(Records from a data source)
━━━━━━━━━━━━━━━━

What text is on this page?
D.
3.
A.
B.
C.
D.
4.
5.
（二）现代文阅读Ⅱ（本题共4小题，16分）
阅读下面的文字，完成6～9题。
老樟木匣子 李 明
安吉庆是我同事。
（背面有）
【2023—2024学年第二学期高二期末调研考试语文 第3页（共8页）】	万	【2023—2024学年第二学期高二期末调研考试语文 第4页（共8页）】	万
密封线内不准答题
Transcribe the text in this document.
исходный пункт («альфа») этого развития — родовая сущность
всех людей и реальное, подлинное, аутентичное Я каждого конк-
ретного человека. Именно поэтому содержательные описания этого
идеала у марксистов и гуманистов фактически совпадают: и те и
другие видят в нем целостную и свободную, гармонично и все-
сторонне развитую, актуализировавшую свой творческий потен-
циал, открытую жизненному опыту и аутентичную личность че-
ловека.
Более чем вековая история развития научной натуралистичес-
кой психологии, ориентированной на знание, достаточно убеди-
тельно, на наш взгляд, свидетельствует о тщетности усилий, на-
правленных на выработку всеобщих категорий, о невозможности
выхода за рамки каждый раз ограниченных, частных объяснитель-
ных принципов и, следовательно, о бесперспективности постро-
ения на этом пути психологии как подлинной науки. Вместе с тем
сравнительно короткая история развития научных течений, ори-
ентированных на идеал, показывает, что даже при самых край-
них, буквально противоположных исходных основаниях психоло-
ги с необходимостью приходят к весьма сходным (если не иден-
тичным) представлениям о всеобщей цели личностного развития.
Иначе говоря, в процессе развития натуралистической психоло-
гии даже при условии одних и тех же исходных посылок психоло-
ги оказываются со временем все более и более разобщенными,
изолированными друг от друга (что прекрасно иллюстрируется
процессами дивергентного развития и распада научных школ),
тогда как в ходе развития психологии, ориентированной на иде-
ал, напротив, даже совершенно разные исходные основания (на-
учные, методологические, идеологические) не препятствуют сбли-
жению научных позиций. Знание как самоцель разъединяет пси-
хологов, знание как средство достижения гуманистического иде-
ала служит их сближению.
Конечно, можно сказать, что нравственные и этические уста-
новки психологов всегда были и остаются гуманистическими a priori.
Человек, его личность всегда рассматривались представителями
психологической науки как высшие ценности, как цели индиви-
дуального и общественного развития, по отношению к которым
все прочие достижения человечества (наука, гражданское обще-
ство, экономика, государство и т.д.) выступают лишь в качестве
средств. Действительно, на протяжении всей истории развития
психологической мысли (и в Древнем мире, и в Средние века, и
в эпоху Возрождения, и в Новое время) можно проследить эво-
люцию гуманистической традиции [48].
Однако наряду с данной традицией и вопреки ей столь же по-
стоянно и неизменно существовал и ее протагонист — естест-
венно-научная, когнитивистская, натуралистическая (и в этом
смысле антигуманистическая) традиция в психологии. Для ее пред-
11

━━━━━━━━━━━━━━━━

Task description: Extract every record. Keep wording exact.

Output of the task:
What text is on this page?
D.
3.
A.
B.
C.
D.
4.
5.
（二）现代文阅读Ⅱ（本题共4小题，16分）
阅读下面的文字，完成6～9题。
老樟木匣子 李 明
安吉庆是我同事。
（背面有）
【2023—2024学年第二学期高二期末调研考试语文 第3页（共8页）】	万	【2023—2024学年第二学期高二期末调研考试语文 第4页（共8页）】	万
密封线内不准答题
Transcribe the text in this document.
исходный пункт («альфа») этого развития — родовая сущность
всех людей и реальное, подлинное, аутентичное Я каждого конк-
ретного человека. Именно поэтому содержательные описания этого
идеала у марксистов и гуманистов фактически совпадают: и те и
другие видят в нем целостную и свободную, гармонично и все-
сторонне развитую, актуализировавшую свой творческий потен-
циал, открытую жизненному опыту и аутентичную личность че-
ловека.
Более чем вековая история развития научной натуралистичес-
кой психологии, ориентированной на знание, достаточно убеди-
тельно, на наш взгляд, свидетельствует о тщетности усилий, на-
правленных на выработку всеобщих категорий, о невозможности
выхода за рамки каждый раз ограниченных, частных объяснитель-
ных принципов и, следовательно, о бесперспективности постро-
ения на этом пути психологии как подлинной науки. Вместе с тем
сравнительно короткая история развития научных течений, ори-
ентированных на идеал, показывает, что даже при самых край-
них, буквально противоположных исходных основаниях психоло-
ги с необходимостью приходят к весьма сходным (если не иден-
тичным) представлениям о всеобщей цели личностного развития.
Иначе говоря, в процессе развития натуралистической психоло-
гии даже при условии одних и тех же исходных посылок психоло-
ги оказываются со временем все более и более разобщенными,
изолированными друг от друга (что прекрасно иллюстрируется
процессами дивергентного развития и распада научных школ),
тогда как в ходе развития психологии, ориентированной на иде-
ал, напротив, даже совершенно разные исходные основания (на-
учные, методологические, идеологические) не препятствуют сбли-
жению научных позиций. Знание как самоцель разъединяет пси-
хологов, знание как средство достижения гуманистического иде-
ала служит их сближению.
Конечно, можно сказать, что нравственные и этические уста-
новки психологов всегда были и остаются гуманистическими a priori.
Человек, его личность всегда рассматривались представителями
психологической науки как высшие ценности, как цели индиви-
дуального и общественного развития, по отношению к которым
все прочие достижения человечества (наука, гражданское обще-
ство, экономика, государство и т.д.) выступают лишь в качестве
средств. Действительно, на протяжении всей истории развития
психологической мысли (и в Древнем мире, и в Средние века, и
в эпоху Возрождения, и в Новое время) можно проследить эво-
люцию гуманистической традиции [48].
Однако наряду с данной традицией и вопреки ей столь же по-
стоянно и неизменно существовал и ее протагонист — естест-
венно-научная, когнитивистская, натуралистическая (и в этом
смысле антигуманистическая) традиция в психологии. Для ее пред-
11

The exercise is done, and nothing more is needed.